Figure content listings:
····················
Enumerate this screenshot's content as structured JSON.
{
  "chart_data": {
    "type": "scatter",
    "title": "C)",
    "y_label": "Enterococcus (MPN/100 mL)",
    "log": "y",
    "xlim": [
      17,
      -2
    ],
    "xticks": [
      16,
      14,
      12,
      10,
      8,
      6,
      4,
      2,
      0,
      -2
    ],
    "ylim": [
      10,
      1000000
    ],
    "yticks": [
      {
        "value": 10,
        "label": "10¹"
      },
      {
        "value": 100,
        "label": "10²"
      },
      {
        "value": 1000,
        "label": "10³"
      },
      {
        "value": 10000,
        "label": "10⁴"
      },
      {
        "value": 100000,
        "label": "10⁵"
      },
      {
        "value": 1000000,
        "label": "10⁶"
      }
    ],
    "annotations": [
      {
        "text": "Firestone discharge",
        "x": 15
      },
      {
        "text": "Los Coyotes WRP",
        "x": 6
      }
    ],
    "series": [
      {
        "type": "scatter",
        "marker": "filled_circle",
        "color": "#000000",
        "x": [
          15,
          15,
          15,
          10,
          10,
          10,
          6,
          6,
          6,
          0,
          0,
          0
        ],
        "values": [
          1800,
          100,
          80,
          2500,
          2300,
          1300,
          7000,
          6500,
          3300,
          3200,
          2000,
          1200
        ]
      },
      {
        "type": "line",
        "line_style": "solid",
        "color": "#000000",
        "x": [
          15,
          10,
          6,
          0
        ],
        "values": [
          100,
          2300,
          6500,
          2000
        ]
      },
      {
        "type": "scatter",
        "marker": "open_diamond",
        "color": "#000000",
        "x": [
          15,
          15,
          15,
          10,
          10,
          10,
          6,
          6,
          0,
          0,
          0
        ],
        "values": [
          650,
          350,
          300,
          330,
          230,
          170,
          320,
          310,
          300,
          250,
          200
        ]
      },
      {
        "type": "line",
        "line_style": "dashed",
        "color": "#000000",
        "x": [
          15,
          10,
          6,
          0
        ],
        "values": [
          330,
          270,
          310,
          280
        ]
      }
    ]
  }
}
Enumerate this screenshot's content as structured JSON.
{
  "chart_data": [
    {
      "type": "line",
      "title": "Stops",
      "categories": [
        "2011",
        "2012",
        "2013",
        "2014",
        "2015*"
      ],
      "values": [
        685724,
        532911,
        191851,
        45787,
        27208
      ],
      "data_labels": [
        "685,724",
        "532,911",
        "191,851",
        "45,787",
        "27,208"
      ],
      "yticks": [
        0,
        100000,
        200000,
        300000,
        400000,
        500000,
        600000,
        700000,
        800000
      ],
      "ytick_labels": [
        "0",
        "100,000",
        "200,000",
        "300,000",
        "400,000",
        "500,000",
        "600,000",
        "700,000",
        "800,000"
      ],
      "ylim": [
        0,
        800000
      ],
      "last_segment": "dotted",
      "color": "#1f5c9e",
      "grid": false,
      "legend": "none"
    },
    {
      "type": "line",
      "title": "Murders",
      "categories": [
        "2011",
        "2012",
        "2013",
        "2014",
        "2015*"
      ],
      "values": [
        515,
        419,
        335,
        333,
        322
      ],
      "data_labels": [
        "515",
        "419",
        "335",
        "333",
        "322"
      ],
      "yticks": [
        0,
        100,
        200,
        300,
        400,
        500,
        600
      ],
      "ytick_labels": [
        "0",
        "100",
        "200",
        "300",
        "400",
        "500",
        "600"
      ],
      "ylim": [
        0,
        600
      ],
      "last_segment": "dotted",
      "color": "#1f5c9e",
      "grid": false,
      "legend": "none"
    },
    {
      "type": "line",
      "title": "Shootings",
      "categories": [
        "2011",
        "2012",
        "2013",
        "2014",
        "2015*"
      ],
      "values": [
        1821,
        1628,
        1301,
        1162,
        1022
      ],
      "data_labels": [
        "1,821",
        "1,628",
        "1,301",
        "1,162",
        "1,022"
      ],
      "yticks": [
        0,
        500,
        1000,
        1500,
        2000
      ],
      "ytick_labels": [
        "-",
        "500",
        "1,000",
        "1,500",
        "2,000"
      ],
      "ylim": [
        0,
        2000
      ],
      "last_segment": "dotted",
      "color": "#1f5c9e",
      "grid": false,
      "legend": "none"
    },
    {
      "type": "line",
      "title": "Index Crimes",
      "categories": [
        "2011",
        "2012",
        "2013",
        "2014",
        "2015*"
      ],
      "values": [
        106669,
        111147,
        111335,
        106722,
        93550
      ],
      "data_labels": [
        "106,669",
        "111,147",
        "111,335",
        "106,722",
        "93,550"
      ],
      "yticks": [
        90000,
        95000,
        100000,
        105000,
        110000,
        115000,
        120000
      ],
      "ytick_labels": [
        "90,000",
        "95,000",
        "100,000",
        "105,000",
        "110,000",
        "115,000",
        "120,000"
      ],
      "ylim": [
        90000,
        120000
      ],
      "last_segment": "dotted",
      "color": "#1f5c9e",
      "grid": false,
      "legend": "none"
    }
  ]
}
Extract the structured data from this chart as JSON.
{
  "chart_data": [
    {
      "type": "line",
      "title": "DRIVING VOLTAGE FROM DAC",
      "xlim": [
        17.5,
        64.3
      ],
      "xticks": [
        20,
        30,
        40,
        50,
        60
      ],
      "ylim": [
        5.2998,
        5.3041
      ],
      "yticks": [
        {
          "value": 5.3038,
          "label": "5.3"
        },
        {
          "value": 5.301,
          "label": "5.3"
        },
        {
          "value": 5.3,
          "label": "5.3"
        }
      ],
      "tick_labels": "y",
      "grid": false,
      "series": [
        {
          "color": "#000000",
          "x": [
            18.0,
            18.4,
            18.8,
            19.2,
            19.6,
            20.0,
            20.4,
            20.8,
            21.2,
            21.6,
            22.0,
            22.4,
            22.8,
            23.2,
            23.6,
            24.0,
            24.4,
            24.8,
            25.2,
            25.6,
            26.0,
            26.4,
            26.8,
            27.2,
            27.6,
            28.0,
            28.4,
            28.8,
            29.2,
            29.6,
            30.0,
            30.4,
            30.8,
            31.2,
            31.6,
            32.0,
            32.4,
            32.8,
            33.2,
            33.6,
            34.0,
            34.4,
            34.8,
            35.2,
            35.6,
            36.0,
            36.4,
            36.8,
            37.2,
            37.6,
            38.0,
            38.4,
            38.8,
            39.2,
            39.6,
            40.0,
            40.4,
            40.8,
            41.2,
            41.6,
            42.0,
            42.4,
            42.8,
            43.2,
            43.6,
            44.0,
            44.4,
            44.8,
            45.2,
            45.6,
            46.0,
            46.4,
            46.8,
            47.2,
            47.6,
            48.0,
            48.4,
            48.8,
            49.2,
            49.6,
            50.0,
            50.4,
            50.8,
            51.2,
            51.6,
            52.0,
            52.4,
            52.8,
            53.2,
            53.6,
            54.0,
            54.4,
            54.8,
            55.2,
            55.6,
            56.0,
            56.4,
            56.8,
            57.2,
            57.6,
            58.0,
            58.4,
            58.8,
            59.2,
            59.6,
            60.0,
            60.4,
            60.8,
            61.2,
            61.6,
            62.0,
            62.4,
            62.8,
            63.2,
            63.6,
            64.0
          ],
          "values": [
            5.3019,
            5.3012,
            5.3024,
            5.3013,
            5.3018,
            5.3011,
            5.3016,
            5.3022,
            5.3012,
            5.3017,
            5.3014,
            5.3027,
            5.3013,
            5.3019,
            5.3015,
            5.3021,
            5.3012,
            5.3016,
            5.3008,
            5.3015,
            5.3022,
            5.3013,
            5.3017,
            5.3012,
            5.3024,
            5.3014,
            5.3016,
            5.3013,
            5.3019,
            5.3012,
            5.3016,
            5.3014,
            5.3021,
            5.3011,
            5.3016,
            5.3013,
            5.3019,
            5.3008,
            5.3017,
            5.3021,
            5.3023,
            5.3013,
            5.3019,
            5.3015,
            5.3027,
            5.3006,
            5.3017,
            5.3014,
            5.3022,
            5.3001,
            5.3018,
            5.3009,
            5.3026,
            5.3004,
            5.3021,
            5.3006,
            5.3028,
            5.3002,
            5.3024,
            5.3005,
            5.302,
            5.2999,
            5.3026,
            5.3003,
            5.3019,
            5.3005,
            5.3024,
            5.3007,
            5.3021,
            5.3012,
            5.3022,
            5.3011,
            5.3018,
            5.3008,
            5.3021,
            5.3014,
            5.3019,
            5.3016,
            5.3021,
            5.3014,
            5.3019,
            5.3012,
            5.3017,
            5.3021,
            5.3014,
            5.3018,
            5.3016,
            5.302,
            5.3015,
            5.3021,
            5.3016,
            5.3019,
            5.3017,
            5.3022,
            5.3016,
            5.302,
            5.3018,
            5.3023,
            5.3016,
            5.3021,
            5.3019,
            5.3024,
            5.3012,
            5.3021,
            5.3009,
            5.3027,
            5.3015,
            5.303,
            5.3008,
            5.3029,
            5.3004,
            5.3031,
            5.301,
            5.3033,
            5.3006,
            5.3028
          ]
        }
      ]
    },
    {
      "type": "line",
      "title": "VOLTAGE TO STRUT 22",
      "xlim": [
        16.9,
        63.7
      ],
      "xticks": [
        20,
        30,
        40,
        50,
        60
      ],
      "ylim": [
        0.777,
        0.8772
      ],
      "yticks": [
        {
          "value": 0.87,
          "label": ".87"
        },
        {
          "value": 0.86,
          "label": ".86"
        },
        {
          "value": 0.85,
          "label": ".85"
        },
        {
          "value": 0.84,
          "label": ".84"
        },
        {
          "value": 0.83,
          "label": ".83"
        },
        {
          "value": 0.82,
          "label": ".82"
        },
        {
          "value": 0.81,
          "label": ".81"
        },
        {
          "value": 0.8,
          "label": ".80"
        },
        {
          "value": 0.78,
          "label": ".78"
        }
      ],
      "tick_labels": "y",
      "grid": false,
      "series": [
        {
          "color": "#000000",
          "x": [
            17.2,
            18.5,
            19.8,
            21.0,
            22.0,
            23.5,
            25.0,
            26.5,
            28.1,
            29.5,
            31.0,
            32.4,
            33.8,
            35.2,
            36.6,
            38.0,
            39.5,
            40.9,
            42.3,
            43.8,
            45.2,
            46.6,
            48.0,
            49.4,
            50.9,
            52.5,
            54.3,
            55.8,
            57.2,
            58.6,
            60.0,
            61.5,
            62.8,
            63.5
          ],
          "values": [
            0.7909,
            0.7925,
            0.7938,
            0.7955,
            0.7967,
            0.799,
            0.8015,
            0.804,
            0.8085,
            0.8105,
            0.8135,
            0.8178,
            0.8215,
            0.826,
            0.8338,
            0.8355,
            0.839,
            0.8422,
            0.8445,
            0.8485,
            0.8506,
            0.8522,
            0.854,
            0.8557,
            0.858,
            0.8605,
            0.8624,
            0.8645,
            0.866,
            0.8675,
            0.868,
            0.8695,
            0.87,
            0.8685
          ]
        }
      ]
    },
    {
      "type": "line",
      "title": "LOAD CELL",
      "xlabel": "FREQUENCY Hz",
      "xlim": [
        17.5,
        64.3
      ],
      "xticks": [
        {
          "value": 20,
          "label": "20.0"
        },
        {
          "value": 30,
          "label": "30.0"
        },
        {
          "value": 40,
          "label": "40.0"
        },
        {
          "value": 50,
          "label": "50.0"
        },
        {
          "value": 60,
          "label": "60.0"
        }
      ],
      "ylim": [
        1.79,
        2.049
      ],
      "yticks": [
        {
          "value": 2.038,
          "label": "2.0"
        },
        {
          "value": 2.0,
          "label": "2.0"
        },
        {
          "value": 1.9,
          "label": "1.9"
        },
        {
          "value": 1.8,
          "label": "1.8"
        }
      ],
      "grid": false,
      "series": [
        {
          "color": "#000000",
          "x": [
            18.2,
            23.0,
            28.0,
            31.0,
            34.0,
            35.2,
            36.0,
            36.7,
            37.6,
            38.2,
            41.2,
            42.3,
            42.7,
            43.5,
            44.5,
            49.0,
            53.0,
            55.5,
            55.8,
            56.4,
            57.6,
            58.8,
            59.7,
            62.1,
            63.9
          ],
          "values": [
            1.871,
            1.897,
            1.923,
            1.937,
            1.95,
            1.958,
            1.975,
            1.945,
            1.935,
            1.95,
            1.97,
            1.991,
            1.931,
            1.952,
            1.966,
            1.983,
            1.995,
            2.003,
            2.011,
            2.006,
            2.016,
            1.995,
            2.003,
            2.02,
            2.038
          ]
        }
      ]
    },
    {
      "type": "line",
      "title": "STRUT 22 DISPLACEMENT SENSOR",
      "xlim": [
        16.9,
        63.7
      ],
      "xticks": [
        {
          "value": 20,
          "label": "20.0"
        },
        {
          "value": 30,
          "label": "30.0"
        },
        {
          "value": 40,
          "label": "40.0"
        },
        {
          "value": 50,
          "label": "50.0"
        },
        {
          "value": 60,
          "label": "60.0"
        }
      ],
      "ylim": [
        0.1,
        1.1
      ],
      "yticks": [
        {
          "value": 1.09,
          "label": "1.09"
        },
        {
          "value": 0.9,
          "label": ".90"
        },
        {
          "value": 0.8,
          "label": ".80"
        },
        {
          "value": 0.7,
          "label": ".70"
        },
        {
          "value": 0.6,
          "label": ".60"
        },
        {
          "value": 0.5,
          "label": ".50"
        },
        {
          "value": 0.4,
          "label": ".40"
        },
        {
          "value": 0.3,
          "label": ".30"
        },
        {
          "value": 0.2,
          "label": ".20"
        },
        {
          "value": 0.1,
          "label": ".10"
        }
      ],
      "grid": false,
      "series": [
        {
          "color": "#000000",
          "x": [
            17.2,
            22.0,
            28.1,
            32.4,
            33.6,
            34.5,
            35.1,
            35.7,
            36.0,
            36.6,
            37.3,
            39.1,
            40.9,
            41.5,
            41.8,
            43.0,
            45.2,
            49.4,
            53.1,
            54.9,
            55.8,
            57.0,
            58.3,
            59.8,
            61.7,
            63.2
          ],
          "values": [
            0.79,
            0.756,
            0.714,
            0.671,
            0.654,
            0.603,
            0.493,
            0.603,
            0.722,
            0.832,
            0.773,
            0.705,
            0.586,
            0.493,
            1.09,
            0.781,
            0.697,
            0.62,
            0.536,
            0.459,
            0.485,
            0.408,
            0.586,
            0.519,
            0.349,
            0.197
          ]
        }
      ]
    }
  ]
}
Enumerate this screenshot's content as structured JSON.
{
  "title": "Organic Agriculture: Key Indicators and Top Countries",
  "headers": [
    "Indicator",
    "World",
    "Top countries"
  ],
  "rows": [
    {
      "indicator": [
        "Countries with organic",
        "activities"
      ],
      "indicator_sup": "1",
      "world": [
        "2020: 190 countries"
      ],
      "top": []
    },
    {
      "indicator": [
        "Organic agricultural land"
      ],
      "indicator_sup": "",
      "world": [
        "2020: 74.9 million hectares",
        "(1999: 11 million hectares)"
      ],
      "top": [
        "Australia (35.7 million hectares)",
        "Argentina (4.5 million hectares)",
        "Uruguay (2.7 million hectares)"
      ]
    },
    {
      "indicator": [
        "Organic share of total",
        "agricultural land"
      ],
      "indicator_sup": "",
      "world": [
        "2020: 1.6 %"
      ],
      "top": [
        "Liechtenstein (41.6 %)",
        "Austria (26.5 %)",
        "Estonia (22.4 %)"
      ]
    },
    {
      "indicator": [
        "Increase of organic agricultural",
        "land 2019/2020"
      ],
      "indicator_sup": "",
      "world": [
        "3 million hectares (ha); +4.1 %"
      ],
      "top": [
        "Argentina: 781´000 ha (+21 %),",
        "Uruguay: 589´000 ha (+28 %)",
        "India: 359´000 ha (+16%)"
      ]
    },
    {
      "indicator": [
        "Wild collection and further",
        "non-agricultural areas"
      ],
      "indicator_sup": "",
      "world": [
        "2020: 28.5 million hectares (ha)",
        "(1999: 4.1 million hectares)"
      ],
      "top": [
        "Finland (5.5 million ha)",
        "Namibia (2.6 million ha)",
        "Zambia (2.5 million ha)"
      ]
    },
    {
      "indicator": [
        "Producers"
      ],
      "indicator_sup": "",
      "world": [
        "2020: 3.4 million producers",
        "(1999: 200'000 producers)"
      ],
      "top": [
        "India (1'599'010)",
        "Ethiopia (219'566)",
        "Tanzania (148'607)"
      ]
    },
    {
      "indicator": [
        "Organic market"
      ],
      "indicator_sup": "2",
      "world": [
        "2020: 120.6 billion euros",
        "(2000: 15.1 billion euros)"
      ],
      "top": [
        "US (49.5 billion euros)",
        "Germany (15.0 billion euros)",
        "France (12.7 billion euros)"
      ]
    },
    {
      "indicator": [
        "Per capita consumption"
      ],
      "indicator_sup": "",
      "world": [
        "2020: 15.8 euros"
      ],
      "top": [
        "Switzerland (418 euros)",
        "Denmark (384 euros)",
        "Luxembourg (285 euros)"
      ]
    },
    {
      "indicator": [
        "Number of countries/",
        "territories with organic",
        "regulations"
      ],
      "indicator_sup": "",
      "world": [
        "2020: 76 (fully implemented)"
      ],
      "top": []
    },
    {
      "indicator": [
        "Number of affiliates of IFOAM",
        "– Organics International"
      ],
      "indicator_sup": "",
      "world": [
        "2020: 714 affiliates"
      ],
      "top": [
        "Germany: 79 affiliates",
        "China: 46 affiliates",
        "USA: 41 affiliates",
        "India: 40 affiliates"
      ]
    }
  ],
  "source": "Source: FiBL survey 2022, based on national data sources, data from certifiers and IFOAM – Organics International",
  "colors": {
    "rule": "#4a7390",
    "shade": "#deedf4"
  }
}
····················
Your instructions
List every line above containing the word "Uruguay".

Expected output
        "Uruguay (2.7 million hectares)"
        "Uruguay: 589´000 ha (+28 %)",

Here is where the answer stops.